OBJECTIVE:
The records below hold pictures; please leave those out and retype the rest exactly.
◆ ◆ ◆ ◆ ◆ ◆ ◆
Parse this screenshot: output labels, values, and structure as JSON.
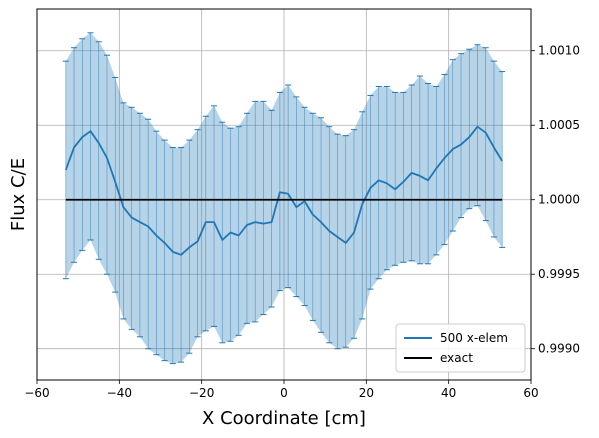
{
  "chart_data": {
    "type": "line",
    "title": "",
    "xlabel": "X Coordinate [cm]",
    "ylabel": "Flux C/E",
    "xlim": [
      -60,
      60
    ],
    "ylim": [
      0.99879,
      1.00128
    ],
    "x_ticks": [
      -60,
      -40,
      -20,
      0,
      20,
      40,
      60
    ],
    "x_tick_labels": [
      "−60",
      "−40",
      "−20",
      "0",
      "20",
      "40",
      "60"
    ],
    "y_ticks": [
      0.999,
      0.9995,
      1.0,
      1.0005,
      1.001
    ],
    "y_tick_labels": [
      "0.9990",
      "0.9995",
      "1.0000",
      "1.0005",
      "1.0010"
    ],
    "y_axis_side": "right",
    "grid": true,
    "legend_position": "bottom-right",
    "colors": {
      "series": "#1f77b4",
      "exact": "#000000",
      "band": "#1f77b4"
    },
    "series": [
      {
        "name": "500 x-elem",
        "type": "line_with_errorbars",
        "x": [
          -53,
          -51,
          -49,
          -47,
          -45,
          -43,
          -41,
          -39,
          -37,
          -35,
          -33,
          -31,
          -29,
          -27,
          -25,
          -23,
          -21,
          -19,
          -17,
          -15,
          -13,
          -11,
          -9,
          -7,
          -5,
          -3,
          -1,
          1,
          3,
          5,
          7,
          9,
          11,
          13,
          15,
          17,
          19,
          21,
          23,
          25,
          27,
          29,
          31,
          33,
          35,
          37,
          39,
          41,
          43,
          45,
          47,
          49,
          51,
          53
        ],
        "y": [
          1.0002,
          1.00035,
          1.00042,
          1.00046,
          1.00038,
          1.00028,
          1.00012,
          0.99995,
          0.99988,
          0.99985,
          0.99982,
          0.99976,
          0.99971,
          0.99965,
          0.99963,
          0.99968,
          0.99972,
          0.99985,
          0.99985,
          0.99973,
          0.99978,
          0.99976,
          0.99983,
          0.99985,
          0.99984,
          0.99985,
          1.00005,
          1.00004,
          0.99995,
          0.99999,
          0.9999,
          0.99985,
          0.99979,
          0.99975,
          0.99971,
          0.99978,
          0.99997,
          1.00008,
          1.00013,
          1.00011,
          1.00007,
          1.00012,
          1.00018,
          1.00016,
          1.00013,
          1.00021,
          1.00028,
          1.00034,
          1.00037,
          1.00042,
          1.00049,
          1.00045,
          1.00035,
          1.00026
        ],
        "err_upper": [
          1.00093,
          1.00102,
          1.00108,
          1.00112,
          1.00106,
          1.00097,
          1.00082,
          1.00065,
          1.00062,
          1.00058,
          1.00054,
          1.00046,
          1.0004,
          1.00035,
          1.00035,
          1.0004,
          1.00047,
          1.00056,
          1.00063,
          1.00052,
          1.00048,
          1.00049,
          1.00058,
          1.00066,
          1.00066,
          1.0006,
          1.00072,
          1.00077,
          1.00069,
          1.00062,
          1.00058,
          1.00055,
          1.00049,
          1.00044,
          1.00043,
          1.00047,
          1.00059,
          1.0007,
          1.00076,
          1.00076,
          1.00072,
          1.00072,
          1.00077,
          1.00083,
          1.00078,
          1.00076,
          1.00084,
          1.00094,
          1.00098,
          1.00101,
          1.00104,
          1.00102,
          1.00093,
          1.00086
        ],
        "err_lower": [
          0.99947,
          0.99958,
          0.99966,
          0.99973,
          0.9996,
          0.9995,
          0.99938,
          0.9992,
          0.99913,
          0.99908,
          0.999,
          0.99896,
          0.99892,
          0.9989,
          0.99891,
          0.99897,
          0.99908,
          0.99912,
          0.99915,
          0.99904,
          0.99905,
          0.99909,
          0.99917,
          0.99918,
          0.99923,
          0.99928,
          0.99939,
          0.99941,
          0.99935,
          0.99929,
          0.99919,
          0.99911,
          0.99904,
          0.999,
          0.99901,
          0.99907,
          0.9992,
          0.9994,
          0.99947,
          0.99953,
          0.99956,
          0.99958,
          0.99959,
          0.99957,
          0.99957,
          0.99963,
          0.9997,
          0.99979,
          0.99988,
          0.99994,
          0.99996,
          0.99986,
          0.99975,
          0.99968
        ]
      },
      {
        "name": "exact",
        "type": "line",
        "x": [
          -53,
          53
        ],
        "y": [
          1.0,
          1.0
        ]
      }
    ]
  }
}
◆ ◆ ◆ ◆ ◆ ◆ ◆
SOLVED PROBLEM:
Parse this screenshot: output labels, values, and structure as JSON.
{
  "chart_data": {
    "type": "line",
    "title": "",
    "xlabel": "X Coordinate [cm]",
    "ylabel": "Flux C/E",
    "xlim": [
      -60,
      60
    ],
    "ylim": [
      0.99879,
      1.00128
    ],
    "x_ticks": [
      -60,
      -40,
      -20,
      0,
      20,
      40,
      60
    ],
    "x_tick_labels": [
      "−60",
      "−40",
      "−20",
      "0",
      "20",
      "40",
      "60"
    ],
    "y_ticks": [
      0.999,
      0.9995,
      1.0,
      1.0005,
      1.001
    ],
    "y_tick_labels": [
      "0.9990",
      "0.9995",
      "1.0000",
      "1.0005",
      "1.0010"
    ],
    "y_axis_side": "right",
    "grid": true,
    "legend_position": "bottom-right",
    "colors": {
      "series": "#1f77b4",
      "exact": "#000000",
      "band": "#1f77b4"
    },
    "series": [
      {
        "name": "500 x-elem",
        "type": "line_with_errorbars",
        "x": [
          -53,
          -51,
          -49,
          -47,
          -45,
          -43,
          -41,
          -39,
          -37,
          -35,
          -33,
          -31,
          -29,
          -27,
          -25,
          -23,
          -21,
          -19,
          -17,
          -15,
          -13,
          -11,
          -9,
          -7,
          -5,
          -3,
          -1,
          1,
          3,
          5,
          7,
          9,
          11,
          13,
          15,
          17,
          19,
          21,
          23,
          25,
          27,
          29,
          31,
          33,
          35,
          37,
          39,
          41,
          43,
          45,
          47,
          49,
          51,
          53
        ],
        "y": [
          1.0002,
          1.00035,
          1.00042,
          1.00046,
          1.00038,
          1.00028,
          1.00012,
          0.99995,
          0.99988,
          0.99985,
          0.99982,
          0.99976,
          0.99971,
          0.99965,
          0.99963,
          0.99968,
          0.99972,
          0.99985,
          0.99985,
          0.99973,
          0.99978,
          0.99976,
          0.99983,
          0.99985,
          0.99984,
          0.99985,
          1.00005,
          1.00004,
          0.99995,
          0.99999,
          0.9999,
          0.99985,
          0.99979,
          0.99975,
          0.99971,
          0.99978,
          0.99997,
          1.00008,
          1.00013,
          1.00011,
          1.00007,
          1.00012,
          1.00018,
          1.00016,
          1.00013,
          1.00021,
          1.00028,
          1.00034,
          1.00037,
          1.00042,
          1.00049,
          1.00045,
          1.00035,
          1.00026
        ],
        "err_upper": [
          1.00093,
          1.00102,
          1.00108,
          1.00112,
          1.00106,
          1.00097,
          1.00082,
          1.00065,
          1.00062,
          1.00058,
          1.00054,
          1.00046,
          1.0004,
          1.00035,
          1.00035,
          1.0004,
          1.00047,
          1.00056,
          1.00063,
          1.00052,
          1.00048,
          1.00049,
          1.00058,
          1.00066,
          1.00066,
          1.0006,
          1.00072,
          1.00077,
          1.00069,
          1.00062,
          1.00058,
          1.00055,
          1.00049,
          1.00044,
          1.00043,
          1.00047,
          1.00059,
          1.0007,
          1.00076,
          1.00076,
          1.00072,
          1.00072,
          1.00077,
          1.00083,
          1.00078,
          1.00076,
          1.00084,
          1.00094,
          1.00098,
          1.00101,
          1.00104,
          1.00102,
          1.00093,
          1.00086
        ],
        "err_lower": [
          0.99947,
          0.99958,
          0.99966,
          0.99973,
          0.9996,
          0.9995,
          0.99938,
          0.9992,
          0.99913,
          0.99908,
          0.999,
          0.99896,
          0.99892,
          0.9989,
          0.99891,
          0.99897,
          0.99908,
          0.99912,
          0.99915,
          0.99904,
          0.99905,
          0.99909,
          0.99917,
          0.99918,
          0.99923,
          0.99928,
          0.99939,
          0.99941,
          0.99935,
          0.99929,
          0.99919,
          0.99911,
          0.99904,
          0.999,
          0.99901,
          0.99907,
          0.9992,
          0.9994,
          0.99947,
          0.99953,
          0.99956,
          0.99958,
          0.99959,
          0.99957,
          0.99957,
          0.99963,
          0.9997,
          0.99979,
          0.99988,
          0.99994,
          0.99996,
          0.99986,
          0.99975,
          0.99968
        ]
      },
      {
        "name": "exact",
        "type": "line",
        "x": [
          -53,
          53
        ],
        "y": [
          1.0,
          1.0
        ]
      }
    ]
  }
}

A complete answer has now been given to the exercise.